## EXERCISE INPUT
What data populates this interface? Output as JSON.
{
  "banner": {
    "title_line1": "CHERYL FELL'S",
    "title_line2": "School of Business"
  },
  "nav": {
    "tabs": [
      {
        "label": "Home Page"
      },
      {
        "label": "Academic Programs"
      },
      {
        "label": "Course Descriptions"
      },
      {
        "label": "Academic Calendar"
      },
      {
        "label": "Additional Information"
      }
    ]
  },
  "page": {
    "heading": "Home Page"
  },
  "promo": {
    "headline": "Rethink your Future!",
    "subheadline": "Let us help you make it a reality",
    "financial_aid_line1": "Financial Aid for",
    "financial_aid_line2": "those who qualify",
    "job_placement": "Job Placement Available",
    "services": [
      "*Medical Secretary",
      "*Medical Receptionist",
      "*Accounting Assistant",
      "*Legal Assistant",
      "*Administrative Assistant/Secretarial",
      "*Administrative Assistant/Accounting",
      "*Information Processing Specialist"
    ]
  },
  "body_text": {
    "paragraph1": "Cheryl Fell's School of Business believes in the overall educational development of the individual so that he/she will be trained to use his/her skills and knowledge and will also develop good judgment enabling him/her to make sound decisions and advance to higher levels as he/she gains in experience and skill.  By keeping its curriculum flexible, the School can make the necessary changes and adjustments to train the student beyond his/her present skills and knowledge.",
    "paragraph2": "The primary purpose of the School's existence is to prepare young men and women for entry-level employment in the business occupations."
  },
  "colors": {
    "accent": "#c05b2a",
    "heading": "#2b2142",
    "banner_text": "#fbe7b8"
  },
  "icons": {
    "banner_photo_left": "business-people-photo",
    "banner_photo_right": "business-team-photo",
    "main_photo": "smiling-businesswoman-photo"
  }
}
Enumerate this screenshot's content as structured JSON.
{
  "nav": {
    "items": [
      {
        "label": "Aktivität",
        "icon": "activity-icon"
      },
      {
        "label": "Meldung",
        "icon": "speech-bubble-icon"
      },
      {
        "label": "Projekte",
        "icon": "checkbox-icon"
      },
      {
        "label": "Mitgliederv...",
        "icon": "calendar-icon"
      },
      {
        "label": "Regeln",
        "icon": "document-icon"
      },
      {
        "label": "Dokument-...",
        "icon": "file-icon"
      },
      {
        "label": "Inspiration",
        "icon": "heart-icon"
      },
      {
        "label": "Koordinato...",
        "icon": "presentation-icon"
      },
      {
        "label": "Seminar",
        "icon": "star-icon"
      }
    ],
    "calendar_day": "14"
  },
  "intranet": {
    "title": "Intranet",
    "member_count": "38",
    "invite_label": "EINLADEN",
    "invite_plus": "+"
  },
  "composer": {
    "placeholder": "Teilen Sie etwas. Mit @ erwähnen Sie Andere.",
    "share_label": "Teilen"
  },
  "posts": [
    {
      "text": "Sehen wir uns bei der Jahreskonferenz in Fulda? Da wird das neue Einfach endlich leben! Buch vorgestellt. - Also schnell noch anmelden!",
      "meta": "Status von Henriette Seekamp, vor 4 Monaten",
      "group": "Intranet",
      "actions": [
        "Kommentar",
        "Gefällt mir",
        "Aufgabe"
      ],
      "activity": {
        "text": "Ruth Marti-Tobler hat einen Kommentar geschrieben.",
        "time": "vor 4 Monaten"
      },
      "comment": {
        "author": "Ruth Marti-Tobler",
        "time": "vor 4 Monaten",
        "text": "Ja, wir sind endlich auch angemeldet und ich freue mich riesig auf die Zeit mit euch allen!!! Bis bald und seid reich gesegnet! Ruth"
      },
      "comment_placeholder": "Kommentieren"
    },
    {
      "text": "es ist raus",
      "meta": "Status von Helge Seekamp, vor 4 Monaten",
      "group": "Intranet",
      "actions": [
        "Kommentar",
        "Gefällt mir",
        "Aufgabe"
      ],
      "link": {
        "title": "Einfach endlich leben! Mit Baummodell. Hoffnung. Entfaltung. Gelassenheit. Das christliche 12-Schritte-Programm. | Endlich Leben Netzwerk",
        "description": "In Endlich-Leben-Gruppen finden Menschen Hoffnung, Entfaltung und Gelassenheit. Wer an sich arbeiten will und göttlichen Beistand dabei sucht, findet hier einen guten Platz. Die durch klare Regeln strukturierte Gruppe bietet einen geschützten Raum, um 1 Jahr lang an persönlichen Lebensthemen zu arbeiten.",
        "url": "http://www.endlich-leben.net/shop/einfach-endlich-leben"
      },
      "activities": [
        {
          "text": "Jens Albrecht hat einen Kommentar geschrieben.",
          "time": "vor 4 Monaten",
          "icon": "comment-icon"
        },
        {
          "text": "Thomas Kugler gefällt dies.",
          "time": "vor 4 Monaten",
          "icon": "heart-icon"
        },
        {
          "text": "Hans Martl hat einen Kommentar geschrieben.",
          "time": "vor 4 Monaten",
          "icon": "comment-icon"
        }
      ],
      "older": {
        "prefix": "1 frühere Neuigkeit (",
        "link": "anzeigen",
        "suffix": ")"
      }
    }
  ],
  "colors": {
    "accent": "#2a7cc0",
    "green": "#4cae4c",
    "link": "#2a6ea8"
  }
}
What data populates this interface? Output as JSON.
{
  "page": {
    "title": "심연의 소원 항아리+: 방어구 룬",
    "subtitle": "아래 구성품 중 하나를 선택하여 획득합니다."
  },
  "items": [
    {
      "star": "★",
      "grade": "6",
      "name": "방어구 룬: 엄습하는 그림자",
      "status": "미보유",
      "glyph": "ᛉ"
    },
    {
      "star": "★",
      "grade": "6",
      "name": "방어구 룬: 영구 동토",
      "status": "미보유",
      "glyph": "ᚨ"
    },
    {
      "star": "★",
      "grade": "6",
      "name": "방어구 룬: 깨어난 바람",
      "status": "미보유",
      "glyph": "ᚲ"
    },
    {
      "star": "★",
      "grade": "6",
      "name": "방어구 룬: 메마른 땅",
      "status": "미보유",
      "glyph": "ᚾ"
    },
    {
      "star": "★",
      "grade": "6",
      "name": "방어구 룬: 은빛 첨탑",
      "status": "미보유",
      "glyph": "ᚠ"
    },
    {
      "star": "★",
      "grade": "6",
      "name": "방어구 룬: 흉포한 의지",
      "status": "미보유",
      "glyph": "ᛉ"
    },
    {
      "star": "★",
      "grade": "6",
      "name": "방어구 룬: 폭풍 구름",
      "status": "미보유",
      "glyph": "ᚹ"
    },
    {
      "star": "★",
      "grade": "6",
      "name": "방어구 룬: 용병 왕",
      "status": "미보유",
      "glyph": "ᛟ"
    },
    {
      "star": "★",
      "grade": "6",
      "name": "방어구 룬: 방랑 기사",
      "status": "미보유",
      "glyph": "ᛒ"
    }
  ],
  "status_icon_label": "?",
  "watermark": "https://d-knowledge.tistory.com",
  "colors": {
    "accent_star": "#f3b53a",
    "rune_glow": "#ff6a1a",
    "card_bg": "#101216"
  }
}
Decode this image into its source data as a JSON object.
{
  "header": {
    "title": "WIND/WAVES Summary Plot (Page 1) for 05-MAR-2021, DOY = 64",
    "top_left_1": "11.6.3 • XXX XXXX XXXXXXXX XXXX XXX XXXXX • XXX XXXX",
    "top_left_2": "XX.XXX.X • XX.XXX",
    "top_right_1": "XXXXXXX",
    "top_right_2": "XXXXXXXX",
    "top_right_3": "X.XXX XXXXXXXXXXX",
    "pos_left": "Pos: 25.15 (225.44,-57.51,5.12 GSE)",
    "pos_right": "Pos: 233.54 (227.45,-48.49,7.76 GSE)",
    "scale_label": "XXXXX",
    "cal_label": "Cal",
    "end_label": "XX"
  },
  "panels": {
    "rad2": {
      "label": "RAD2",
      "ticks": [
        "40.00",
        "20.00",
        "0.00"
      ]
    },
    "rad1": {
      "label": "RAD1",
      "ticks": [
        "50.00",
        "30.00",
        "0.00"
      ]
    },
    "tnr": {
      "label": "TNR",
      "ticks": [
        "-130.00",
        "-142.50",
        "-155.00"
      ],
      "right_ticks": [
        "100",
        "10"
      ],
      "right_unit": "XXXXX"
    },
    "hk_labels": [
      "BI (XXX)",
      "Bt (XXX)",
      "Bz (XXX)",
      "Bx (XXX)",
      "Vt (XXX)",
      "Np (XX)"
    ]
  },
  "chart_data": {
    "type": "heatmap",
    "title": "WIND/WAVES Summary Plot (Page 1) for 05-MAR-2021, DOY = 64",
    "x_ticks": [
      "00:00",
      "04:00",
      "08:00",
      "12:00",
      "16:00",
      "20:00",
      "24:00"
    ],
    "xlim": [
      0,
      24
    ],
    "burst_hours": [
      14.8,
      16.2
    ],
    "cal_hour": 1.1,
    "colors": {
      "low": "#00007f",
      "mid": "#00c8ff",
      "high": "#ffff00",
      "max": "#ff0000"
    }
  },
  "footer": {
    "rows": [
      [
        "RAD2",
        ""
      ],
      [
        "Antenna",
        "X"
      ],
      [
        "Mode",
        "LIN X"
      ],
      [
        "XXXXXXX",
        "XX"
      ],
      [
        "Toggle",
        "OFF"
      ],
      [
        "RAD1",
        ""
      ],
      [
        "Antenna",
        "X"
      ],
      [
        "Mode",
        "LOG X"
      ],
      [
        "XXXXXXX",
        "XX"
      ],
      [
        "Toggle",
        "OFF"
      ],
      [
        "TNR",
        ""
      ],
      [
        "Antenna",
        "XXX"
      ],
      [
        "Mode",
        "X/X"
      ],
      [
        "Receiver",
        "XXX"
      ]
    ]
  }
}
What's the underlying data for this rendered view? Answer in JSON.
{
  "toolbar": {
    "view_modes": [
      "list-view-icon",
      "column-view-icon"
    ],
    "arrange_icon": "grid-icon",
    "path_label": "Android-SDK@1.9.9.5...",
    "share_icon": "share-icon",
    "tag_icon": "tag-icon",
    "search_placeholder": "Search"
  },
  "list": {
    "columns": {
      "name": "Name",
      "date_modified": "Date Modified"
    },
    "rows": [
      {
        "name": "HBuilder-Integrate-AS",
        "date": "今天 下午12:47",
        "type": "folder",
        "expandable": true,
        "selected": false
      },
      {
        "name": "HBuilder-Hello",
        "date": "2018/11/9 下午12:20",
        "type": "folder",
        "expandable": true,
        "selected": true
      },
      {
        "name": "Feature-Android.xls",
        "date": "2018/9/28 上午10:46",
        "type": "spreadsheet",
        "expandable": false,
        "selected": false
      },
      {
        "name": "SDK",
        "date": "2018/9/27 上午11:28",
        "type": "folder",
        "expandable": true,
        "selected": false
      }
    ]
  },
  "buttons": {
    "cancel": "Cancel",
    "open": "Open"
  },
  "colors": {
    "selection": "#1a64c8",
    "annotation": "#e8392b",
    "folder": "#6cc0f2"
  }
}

## YOUR GOAL
Scan the listing above for the word "make" and copy every line that holds it.

## EXPECTED ANSWER
    "subheadline": "Let us help you make it a reality",
    "paragraph1": "Cheryl Fell's School of Business believes in the overall educational development of the individual so that he/she will be trained to use his/her skills and knowledge and will also develop good judgment enabling him/her to make sound decisions and advance to higher levels as he/she gains in experience and skill.  By keeping its curriculum flexible, the School can make the necessary changes and adjustments to train the student beyond his/her present skills and knowledge.",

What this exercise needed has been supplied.